[start]
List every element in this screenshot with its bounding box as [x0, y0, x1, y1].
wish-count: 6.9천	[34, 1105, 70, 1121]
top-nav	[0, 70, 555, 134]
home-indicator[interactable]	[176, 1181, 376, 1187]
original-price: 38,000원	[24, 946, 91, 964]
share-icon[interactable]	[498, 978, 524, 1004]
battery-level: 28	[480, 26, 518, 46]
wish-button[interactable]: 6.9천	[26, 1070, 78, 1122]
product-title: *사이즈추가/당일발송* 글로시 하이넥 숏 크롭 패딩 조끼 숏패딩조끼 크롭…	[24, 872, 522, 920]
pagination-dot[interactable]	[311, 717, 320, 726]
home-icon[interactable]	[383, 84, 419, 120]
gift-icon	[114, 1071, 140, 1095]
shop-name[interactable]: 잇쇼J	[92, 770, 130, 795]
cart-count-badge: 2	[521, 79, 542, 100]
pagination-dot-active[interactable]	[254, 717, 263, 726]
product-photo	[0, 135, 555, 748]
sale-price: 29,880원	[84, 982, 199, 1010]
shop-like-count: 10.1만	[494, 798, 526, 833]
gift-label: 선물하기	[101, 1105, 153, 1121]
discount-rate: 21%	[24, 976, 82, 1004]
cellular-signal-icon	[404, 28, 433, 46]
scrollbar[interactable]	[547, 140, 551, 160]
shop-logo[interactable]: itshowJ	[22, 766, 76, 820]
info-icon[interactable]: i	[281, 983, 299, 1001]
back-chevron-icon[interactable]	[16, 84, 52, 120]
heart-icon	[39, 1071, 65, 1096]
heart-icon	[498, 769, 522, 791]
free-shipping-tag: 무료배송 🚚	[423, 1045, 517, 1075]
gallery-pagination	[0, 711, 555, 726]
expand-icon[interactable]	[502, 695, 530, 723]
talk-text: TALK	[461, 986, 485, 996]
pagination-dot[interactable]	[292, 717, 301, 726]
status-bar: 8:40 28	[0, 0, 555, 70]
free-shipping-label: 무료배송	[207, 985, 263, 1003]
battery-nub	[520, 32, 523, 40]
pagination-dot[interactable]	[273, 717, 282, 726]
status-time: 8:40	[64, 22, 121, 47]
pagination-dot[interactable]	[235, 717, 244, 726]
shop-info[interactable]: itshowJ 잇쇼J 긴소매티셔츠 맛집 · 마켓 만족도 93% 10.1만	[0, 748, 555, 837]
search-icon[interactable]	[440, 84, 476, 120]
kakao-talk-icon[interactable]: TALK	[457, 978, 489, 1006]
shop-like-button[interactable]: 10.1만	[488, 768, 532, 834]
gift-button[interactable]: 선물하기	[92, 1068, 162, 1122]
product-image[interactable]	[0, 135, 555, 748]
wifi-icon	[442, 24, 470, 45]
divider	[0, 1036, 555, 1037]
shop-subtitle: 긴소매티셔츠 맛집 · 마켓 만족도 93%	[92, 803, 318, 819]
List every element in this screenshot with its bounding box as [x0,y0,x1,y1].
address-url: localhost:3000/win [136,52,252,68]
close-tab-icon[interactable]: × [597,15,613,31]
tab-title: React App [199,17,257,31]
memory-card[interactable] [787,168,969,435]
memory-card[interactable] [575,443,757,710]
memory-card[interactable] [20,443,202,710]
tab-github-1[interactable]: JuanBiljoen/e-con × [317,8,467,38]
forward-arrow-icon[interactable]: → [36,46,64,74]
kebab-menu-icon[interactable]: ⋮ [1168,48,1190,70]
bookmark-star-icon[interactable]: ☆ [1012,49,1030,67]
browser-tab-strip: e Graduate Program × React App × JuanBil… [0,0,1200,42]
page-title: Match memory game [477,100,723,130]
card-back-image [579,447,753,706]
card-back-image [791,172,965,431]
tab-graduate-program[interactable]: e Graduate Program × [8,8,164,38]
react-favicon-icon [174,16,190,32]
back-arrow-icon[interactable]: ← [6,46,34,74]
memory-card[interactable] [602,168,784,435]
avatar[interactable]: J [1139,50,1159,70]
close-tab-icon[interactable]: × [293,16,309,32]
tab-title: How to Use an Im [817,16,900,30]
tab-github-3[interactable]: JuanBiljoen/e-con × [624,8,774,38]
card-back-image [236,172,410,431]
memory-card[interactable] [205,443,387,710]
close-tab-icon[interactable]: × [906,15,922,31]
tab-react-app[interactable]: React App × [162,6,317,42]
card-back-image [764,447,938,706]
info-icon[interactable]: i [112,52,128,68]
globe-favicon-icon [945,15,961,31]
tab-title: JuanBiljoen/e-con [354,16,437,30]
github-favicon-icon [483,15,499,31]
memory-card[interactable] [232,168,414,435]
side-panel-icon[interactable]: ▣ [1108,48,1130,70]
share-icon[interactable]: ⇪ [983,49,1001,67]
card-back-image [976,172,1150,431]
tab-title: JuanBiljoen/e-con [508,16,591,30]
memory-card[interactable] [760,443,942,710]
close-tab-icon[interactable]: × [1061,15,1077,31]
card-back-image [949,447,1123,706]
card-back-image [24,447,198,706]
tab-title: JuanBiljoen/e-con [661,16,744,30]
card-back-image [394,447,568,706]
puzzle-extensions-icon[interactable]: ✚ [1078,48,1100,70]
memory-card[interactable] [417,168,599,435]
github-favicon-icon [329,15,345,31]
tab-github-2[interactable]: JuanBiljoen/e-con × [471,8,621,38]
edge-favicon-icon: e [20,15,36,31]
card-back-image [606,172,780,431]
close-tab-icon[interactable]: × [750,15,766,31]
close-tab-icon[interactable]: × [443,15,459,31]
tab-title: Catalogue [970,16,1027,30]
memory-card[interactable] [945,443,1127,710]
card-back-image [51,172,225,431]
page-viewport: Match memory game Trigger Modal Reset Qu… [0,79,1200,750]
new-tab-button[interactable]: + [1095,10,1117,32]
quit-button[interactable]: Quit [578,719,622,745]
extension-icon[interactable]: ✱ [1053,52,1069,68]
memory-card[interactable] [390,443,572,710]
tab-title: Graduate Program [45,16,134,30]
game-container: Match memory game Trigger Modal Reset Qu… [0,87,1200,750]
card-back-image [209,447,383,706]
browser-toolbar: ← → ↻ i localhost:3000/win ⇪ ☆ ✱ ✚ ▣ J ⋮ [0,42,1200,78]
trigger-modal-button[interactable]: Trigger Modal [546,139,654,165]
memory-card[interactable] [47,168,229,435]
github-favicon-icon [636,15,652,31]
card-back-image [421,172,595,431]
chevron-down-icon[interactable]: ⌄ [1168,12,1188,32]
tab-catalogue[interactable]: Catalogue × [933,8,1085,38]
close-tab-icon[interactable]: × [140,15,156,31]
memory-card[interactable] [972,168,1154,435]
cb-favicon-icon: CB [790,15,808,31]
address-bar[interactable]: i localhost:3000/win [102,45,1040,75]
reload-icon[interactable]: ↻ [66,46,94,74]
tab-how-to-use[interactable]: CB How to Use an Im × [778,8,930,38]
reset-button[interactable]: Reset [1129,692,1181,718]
[end]
» **Exercise**
Could you reproduce every one of the entries above line for line, keeping each character unchanged?

» **Written response**
List every element in this screenshot with its bounding box as [x0, y0, x1, y1].
wish-count: 6.9천	[34, 1105, 70, 1121]
top-nav	[0, 70, 555, 134]
home-indicator[interactable]	[176, 1181, 376, 1187]
original-price: 38,000원	[24, 946, 91, 964]
share-icon[interactable]	[498, 978, 524, 1004]
battery-level: 28	[480, 26, 518, 46]
wish-button[interactable]: 6.9천	[26, 1070, 78, 1122]
product-title: *사이즈추가/당일발송* 글로시 하이넥 숏 크롭 패딩 조끼 숏패딩조끼 크롭…	[24, 872, 522, 920]
pagination-dot[interactable]	[311, 717, 320, 726]
home-icon[interactable]	[383, 84, 419, 120]
gift-icon	[114, 1071, 140, 1095]
shop-name[interactable]: 잇쇼J	[92, 770, 130, 795]
cart-count-badge: 2	[521, 79, 542, 100]
pagination-dot-active[interactable]	[254, 717, 263, 726]
product-photo	[0, 135, 555, 748]
sale-price: 29,880원	[84, 982, 199, 1010]
shop-like-count: 10.1만	[494, 798, 526, 833]
gift-label: 선물하기	[101, 1105, 153, 1121]
discount-rate: 21%	[24, 976, 82, 1004]
cellular-signal-icon	[404, 28, 433, 46]
scrollbar[interactable]	[547, 140, 551, 160]
shop-logo[interactable]: itshowJ	[22, 766, 76, 820]
info-icon[interactable]: i	[281, 983, 299, 1001]
back-chevron-icon[interactable]	[16, 84, 52, 120]
heart-icon	[39, 1071, 65, 1096]
heart-icon	[498, 769, 522, 791]
free-shipping-tag: 무료배송 🚚	[423, 1045, 517, 1075]
gallery-pagination	[0, 711, 555, 726]
expand-icon[interactable]	[502, 695, 530, 723]
talk-text: TALK	[461, 986, 485, 996]
pagination-dot[interactable]	[292, 717, 301, 726]
status-bar: 8:40 28	[0, 0, 555, 70]
free-shipping-label: 무료배송	[207, 985, 263, 1003]
battery-nub	[520, 32, 523, 40]
pagination-dot[interactable]	[273, 717, 282, 726]
status-time: 8:40	[64, 22, 121, 47]
pagination-dot[interactable]	[235, 717, 244, 726]
shop-info[interactable]: itshowJ 잇쇼J 긴소매티셔츠 맛집 · 마켓 만족도 93% 10.1만	[0, 748, 555, 837]
search-icon[interactable]	[440, 84, 476, 120]
kakao-talk-icon[interactable]: TALK	[457, 978, 489, 1006]
shop-like-button[interactable]: 10.1만	[488, 768, 532, 834]
gift-button[interactable]: 선물하기	[92, 1068, 162, 1122]
product-image[interactable]	[0, 135, 555, 748]
wifi-icon	[442, 24, 470, 45]
divider	[0, 1036, 555, 1037]
shop-subtitle: 긴소매티셔츠 맛집 · 마켓 만족도 93%	[92, 803, 318, 819]
List every element in this screenshot with its bounding box as [x0,y0,x1,y1].
address-url: localhost:3000/win [136,52,252,68]
close-tab-icon[interactable]: × [597,15,613,31]
tab-title: React App [199,17,257,31]
memory-card[interactable] [787,168,969,435]
memory-card[interactable] [575,443,757,710]
memory-card[interactable] [20,443,202,710]
tab-github-1[interactable]: JuanBiljoen/e-con × [317,8,467,38]
forward-arrow-icon[interactable]: → [36,46,64,74]
kebab-menu-icon[interactable]: ⋮ [1168,48,1190,70]
bookmark-star-icon[interactable]: ☆ [1012,49,1030,67]
browser-tab-strip: e Graduate Program × React App × JuanBil… [0,0,1200,42]
page-title: Match memory game [477,100,723,130]
card-back-image [579,447,753,706]
card-back-image [791,172,965,431]
tab-graduate-program[interactable]: e Graduate Program × [8,8,164,38]
react-favicon-icon [174,16,190,32]
back-arrow-icon[interactable]: ← [6,46,34,74]
memory-card[interactable] [602,168,784,435]
avatar[interactable]: J [1139,50,1159,70]
close-tab-icon[interactable]: × [293,16,309,32]
tab-title: How to Use an Im [817,16,900,30]
tab-github-3[interactable]: JuanBiljoen/e-con × [624,8,774,38]
card-back-image [236,172,410,431]
memory-card[interactable] [205,443,387,710]
close-tab-icon[interactable]: × [906,15,922,31]
tab-react-app[interactable]: React App × [162,6,317,42]
card-back-image [764,447,938,706]
info-icon[interactable]: i [112,52,128,68]
globe-favicon-icon [945,15,961,31]
tab-title: JuanBiljoen/e-con [354,16,437,30]
github-favicon-icon [483,15,499,31]
memory-card[interactable] [232,168,414,435]
side-panel-icon[interactable]: ▣ [1108,48,1130,70]
share-icon[interactable]: ⇪ [983,49,1001,67]
card-back-image [976,172,1150,431]
tab-title: JuanBiljoen/e-con [508,16,591,30]
memory-card[interactable] [760,443,942,710]
close-tab-icon[interactable]: × [1061,15,1077,31]
card-back-image [949,447,1123,706]
card-back-image [24,447,198,706]
tab-title: JuanBiljoen/e-con [661,16,744,30]
card-back-image [394,447,568,706]
puzzle-extensions-icon[interactable]: ✚ [1078,48,1100,70]
memory-card[interactable] [417,168,599,435]
github-favicon-icon [329,15,345,31]
tab-github-2[interactable]: JuanBiljoen/e-con × [471,8,621,38]
edge-favicon-icon: e [20,15,36,31]
card-back-image [606,172,780,431]
close-tab-icon[interactable]: × [750,15,766,31]
close-tab-icon[interactable]: × [443,15,459,31]
tab-title: Catalogue [970,16,1027,30]
memory-card[interactable] [945,443,1127,710]
card-back-image [51,172,225,431]
page-viewport: Match memory game Trigger Modal Reset Qu… [0,79,1200,750]
new-tab-button[interactable]: + [1095,10,1117,32]
quit-button[interactable]: Quit [578,719,622,745]
extension-icon[interactable]: ✱ [1053,52,1069,68]
memory-card[interactable] [390,443,572,710]
tab-title: Graduate Program [45,16,134,30]
game-container: Match memory game Trigger Modal Reset Qu… [0,87,1200,750]
card-back-image [209,447,383,706]
browser-toolbar: ← → ↻ i localhost:3000/win ⇪ ☆ ✱ ✚ ▣ J ⋮ [0,42,1200,78]
trigger-modal-button[interactable]: Trigger Modal [546,139,654,165]
memory-card[interactable] [47,168,229,435]
github-favicon-icon [636,15,652,31]
card-back-image [421,172,595,431]
chevron-down-icon[interactable]: ⌄ [1168,12,1188,32]
tab-catalogue[interactable]: Catalogue × [933,8,1085,38]
close-tab-icon[interactable]: × [140,15,156,31]
memory-card[interactable] [972,168,1154,435]
cb-favicon-icon: CB [790,15,808,31]
address-bar[interactable]: i localhost:3000/win [102,45,1040,75]
reload-icon[interactable]: ↻ [66,46,94,74]
tab-how-to-use[interactable]: CB How to Use an Im × [778,8,930,38]
reset-button[interactable]: Reset [1129,692,1181,718]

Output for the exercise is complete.